**WRITTEN REQUEST:** Repeat each entry in full, exactly.

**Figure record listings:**
※ ※ ※
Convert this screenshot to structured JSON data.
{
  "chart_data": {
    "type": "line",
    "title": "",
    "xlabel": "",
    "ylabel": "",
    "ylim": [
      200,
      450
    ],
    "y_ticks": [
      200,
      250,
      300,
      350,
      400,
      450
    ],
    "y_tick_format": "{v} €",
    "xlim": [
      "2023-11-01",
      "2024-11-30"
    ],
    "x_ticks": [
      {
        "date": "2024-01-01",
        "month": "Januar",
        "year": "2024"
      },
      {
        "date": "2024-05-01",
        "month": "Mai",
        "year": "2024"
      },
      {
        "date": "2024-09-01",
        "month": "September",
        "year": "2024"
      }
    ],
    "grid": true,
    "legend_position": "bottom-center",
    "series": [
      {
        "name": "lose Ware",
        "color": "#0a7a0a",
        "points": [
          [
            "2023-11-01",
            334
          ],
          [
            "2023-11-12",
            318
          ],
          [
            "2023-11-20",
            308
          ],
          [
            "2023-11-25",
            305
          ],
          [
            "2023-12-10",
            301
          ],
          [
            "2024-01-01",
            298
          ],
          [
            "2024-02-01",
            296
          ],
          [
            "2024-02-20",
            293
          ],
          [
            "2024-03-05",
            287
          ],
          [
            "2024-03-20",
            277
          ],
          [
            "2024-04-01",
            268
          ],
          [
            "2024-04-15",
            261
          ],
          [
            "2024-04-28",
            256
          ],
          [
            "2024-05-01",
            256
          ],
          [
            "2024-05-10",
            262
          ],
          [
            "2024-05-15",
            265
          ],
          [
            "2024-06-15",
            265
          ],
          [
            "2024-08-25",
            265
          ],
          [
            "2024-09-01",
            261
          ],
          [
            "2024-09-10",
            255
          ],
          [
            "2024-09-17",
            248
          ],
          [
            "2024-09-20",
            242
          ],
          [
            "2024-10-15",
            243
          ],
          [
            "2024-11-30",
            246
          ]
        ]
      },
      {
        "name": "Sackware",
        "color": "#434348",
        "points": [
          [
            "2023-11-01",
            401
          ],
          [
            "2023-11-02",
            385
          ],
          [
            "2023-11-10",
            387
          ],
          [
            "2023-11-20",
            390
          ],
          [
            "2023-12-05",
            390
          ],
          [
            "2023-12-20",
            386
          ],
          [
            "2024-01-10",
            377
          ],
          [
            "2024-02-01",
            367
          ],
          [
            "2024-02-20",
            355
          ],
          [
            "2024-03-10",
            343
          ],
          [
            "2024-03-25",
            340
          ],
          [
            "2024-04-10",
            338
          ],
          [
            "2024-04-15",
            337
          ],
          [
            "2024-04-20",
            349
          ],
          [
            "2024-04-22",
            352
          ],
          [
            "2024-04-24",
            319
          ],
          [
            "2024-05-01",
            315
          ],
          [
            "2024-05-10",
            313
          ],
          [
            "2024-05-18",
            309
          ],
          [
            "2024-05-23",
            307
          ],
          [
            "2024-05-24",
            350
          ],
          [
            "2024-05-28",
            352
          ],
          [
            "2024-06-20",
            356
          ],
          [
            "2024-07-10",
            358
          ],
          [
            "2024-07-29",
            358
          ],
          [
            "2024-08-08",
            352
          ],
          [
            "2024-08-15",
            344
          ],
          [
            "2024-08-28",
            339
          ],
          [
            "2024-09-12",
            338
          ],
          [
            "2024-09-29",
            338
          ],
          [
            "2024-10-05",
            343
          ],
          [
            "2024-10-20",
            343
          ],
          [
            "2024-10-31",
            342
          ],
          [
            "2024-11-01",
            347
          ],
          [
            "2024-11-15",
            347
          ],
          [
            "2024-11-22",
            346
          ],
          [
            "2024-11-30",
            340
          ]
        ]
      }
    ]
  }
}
※ ※ ※
**SOLUTION TO THE PROBLEM:**
Convert this screenshot to structured JSON data.
{
  "chart_data": {
    "type": "line",
    "title": "",
    "xlabel": "",
    "ylabel": "",
    "ylim": [
      200,
      450
    ],
    "y_ticks": [
      200,
      250,
      300,
      350,
      400,
      450
    ],
    "y_tick_format": "{v} €",
    "xlim": [
      "2023-11-01",
      "2024-11-30"
    ],
    "x_ticks": [
      {
        "date": "2024-01-01",
        "month": "Januar",
        "year": "2024"
      },
      {
        "date": "2024-05-01",
        "month": "Mai",
        "year": "2024"
      },
      {
        "date": "2024-09-01",
        "month": "September",
        "year": "2024"
      }
    ],
    "grid": true,
    "legend_position": "bottom-center",
    "series": [
      {
        "name": "lose Ware",
        "color": "#0a7a0a",
        "points": [
          [
            "2023-11-01",
            334
          ],
          [
            "2023-11-12",
            318
          ],
          [
            "2023-11-20",
            308
          ],
          [
            "2023-11-25",
            305
          ],
          [
            "2023-12-10",
            301
          ],
          [
            "2024-01-01",
            298
          ],
          [
            "2024-02-01",
            296
          ],
          [
            "2024-02-20",
            293
          ],
          [
            "2024-03-05",
            287
          ],
          [
            "2024-03-20",
            277
          ],
          [
            "2024-04-01",
            268
          ],
          [
            "2024-04-15",
            261
          ],
          [
            "2024-04-28",
            256
          ],
          [
            "2024-05-01",
            256
          ],
          [
            "2024-05-10",
            262
          ],
          [
            "2024-05-15",
            265
          ],
          [
            "2024-06-15",
            265
          ],
          [
            "2024-08-25",
            265
          ],
          [
            "2024-09-01",
            261
          ],
          [
            "2024-09-10",
            255
          ],
          [
            "2024-09-17",
            248
          ],
          [
            "2024-09-20",
            242
          ],
          [
            "2024-10-15",
            243
          ],
          [
            "2024-11-30",
            246
          ]
        ]
      },
      {
        "name": "Sackware",
        "color": "#434348",
        "points": [
          [
            "2023-11-01",
            401
          ],
          [
            "2023-11-02",
            385
          ],
          [
            "2023-11-10",
            387
          ],
          [
            "2023-11-20",
            390
          ],
          [
            "2023-12-05",
            390
          ],
          [
            "2023-12-20",
            386
          ],
          [
            "2024-01-10",
            377
          ],
          [
            "2024-02-01",
            367
          ],
          [
            "2024-02-20",
            355
          ],
          [
            "2024-03-10",
            343
          ],
          [
            "2024-03-25",
            340
          ],
          [
            "2024-04-10",
            338
          ],
          [
            "2024-04-15",
            337
          ],
          [
            "2024-04-20",
            349
          ],
          [
            "2024-04-22",
            352
          ],
          [
            "2024-04-24",
            319
          ],
          [
            "2024-05-01",
            315
          ],
          [
            "2024-05-10",
            313
          ],
          [
            "2024-05-18",
            309
          ],
          [
            "2024-05-23",
            307
          ],
          [
            "2024-05-24",
            350
          ],
          [
            "2024-05-28",
            352
          ],
          [
            "2024-06-20",
            356
          ],
          [
            "2024-07-10",
            358
          ],
          [
            "2024-07-29",
            358
          ],
          [
            "2024-08-08",
            352
          ],
          [
            "2024-08-15",
            344
          ],
          [
            "2024-08-28",
            339
          ],
          [
            "2024-09-12",
            338
          ],
          [
            "2024-09-29",
            338
          ],
          [
            "2024-10-05",
            343
          ],
          [
            "2024-10-20",
            343
          ],
          [
            "2024-10-31",
            342
          ],
          [
            "2024-11-01",
            347
          ],
          [
            "2024-11-15",
            347
          ],
          [
            "2024-11-22",
            346
          ],
          [
            "2024-11-30",
            340
          ]
        ]
      }
    ]
  }
}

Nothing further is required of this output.